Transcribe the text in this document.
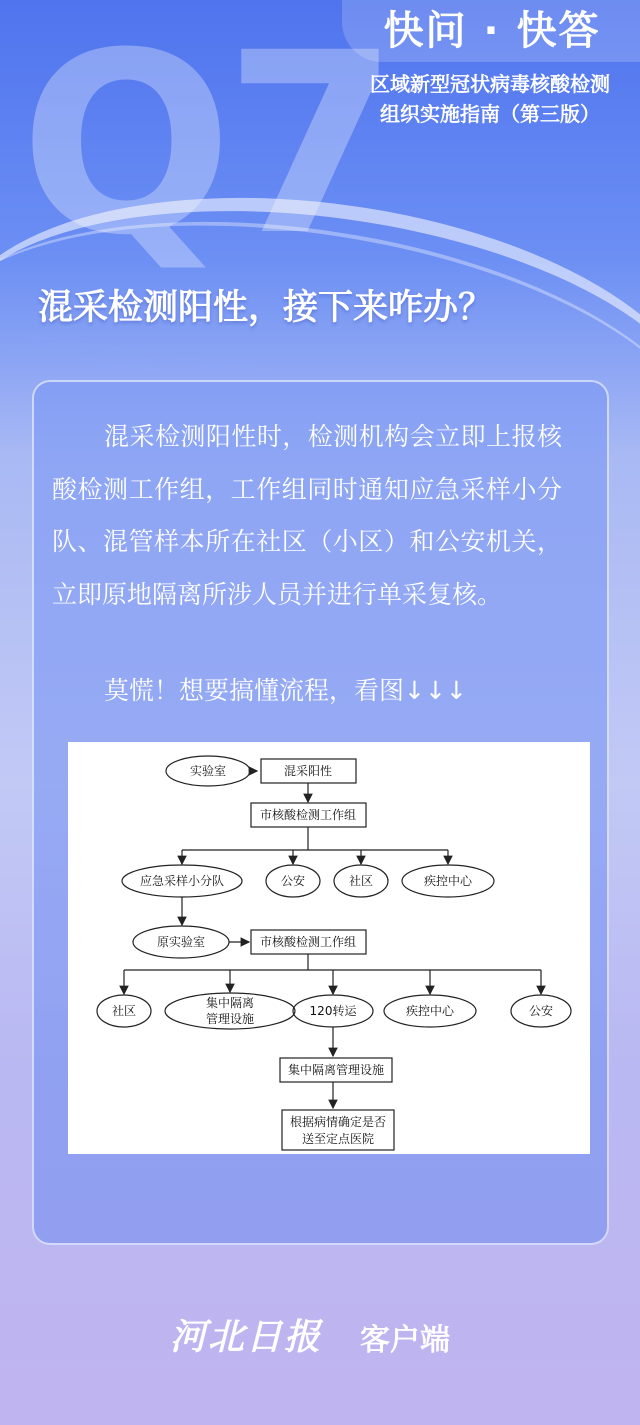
Q7
快问 · 快答
区域新型冠状病毒核酸检测
组织实施指南（第三版）
混采检测阳性，接下来咋办？
混采检测阳性时，检测机构会立即上报核酸检测工作组，工作组同时通知应急采样小分队、混管样本所在社区（小区）和公安机关，立即原地隔离所涉人员并进行单采复核。
莫慌！想要搞懂流程，看图↓↓↓
实验室	混采阳性
市核酸检测工作组
应急采样小分队	公安	社区	疾控中心
原实验室	市核酸检测工作组
社区
集中隔离
管理设施
120转运	疾控中心	公安
集中隔离管理设施
根据病情确定是否
送至定点医院
河北日报 客户端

:::

#### [Work instructions]
Reproduce every line above as written, skipping pictures.

#### [Reply]
Transcribe the text in this document.
Q7
快问 · 快答
区域新型冠状病毒核酸检测
组织实施指南（第三版）
混采检测阳性，接下来咋办？
混采检测阳性时，检测机构会立即上报核酸检测工作组，工作组同时通知应急采样小分队、混管样本所在社区（小区）和公安机关，立即原地隔离所涉人员并进行单采复核。
莫慌！想要搞懂流程，看图↓↓↓
实验室	混采阳性
市核酸检测工作组
应急采样小分队	公安	社区	疾控中心
原实验室	市核酸检测工作组
社区
集中隔离
管理设施
120转运	疾控中心	公安
集中隔离管理设施
根据病情确定是否
送至定点医院
河北日报 客户端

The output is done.